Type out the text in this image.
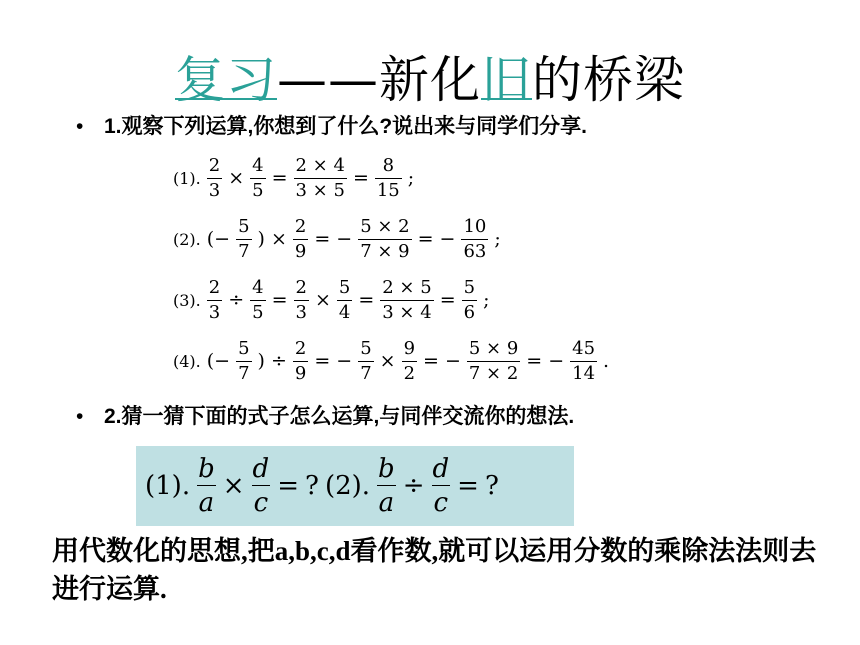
复习——新化旧的桥梁
• 1.观察下列运算,你想到了什么?说出来与同学们分享.
(1). $\frac{2}{3} \times \frac{4}{5} = \frac{2 \times 4}{3 \times 5} = \frac{8}{15}$ ;
(2). (− $\frac{5}{7}$ ) × $\frac{2}{9}$ = − $\frac{5 \times 2}{7 \times 9}$ = − $\frac{10}{63}$ ;
(3). $\frac{2}{3} \div \frac{4}{5} = \frac{2}{3} \times \frac{5}{4} = \frac{2 \times 5}{3 \times 4} = \frac{5}{6}$ ;
(4). (− $\frac{5}{7}$ ) ÷ $\frac{2}{9}$ = − $\frac{5}{7} \times \frac{9}{2}$ = − $\frac{5 \times 9}{7 \times 2}$ = − $\frac{45}{14}$ .
• 2.猜一猜下面的式子怎么运算,与同伴交流你的想法.
(1). $\frac{b}{a} \times \frac{d}{c}$ = ? (2). $\frac{b}{a} \div \frac{d}{c}$ = ?
用代数化的思想,把a,b,c,d看作数,就可以运用分数的乘除法法则去进行运算.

--------------------------------------------------

Identify the lines above that contain the word "frac", then copy them.

(1). $\frac{2}{3} \times \frac{4}{5} = \frac{2 \times 4}{3 \times 5} = \frac{8}{15}$ ;
(2). (− $\frac{5}{7}$ ) × $\frac{2}{9}$ = − $\frac{5 \times 2}{7 \times 9}$ = − $\frac{10}{63}$ ;
(3). $\frac{2}{3} \div \frac{4}{5} = \frac{2}{3} \times \frac{5}{4} = \frac{2 \times 5}{3 \times 4} = \frac{5}{6}$ ;
(4). (− $\frac{5}{7}$ ) ÷ $\frac{2}{9}$ = − $\frac{5}{7} \times \frac{9}{2}$ = − $\frac{5 \times 9}{7 \times 2}$ = − $\frac{45}{14}$ .
(1). $\frac{b}{a} \times \frac{d}{c}$ = ? (2). $\frac{b}{a} \div \frac{d}{c}$ = ?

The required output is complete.